### Source records:
++++++

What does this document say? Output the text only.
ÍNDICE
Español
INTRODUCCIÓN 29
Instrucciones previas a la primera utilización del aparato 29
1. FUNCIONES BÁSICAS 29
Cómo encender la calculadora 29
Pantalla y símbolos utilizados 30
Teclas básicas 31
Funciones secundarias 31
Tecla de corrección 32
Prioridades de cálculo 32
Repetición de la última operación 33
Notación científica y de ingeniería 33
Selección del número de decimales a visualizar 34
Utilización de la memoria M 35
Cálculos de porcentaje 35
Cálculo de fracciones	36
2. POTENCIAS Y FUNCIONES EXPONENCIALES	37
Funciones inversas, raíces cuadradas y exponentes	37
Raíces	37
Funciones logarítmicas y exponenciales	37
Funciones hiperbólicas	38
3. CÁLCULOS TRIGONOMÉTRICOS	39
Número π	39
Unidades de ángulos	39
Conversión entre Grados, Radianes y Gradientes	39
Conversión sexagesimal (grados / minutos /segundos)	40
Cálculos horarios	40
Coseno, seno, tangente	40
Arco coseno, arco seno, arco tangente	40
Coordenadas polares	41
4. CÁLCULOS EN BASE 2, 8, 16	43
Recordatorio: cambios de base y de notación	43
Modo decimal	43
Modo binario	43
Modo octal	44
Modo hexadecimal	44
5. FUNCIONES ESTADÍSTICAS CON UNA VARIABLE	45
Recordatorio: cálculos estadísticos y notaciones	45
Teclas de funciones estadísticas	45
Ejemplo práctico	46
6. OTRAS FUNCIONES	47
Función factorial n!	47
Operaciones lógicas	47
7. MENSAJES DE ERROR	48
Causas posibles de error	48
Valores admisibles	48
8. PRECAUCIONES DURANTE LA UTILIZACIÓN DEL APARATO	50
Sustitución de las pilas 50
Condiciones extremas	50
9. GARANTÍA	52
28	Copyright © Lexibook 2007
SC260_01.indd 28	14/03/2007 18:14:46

++++++

### Work to do:
Repeat the material above exactly.

### Written response:
What does this document say? Output the text only.
ÍNDICE
Español
INTRODUCCIÓN 29
Instrucciones previas a la primera utilización del aparato 29
1. FUNCIONES BÁSICAS 29
Cómo encender la calculadora 29
Pantalla y símbolos utilizados 30
Teclas básicas 31
Funciones secundarias 31
Tecla de corrección 32
Prioridades de cálculo 32
Repetición de la última operación 33
Notación científica y de ingeniería 33
Selección del número de decimales a visualizar 34
Utilización de la memoria M 35
Cálculos de porcentaje 35
Cálculo de fracciones	36
2. POTENCIAS Y FUNCIONES EXPONENCIALES	37
Funciones inversas, raíces cuadradas y exponentes	37
Raíces	37
Funciones logarítmicas y exponenciales	37
Funciones hiperbólicas	38
3. CÁLCULOS TRIGONOMÉTRICOS	39
Número π	39
Unidades de ángulos	39
Conversión entre Grados, Radianes y Gradientes	39
Conversión sexagesimal (grados / minutos /segundos)	40
Cálculos horarios	40
Coseno, seno, tangente	40
Arco coseno, arco seno, arco tangente	40
Coordenadas polares	41
4. CÁLCULOS EN BASE 2, 8, 16	43
Recordatorio: cambios de base y de notación	43
Modo decimal	43
Modo binario	43
Modo octal	44
Modo hexadecimal	44
5. FUNCIONES ESTADÍSTICAS CON UNA VARIABLE	45
Recordatorio: cálculos estadísticos y notaciones	45
Teclas de funciones estadísticas	45
Ejemplo práctico	46
6. OTRAS FUNCIONES	47
Función factorial n!	47
Operaciones lógicas	47
7. MENSAJES DE ERROR	48
Causas posibles de error	48
Valores admisibles	48
8. PRECAUCIONES DURANTE LA UTILIZACIÓN DEL APARATO	50
Sustitución de las pilas 50
Condiciones extremas	50
9. GARANTÍA	52
28	Copyright © Lexibook 2007
SC260_01.indd 28	14/03/2007 18:14:46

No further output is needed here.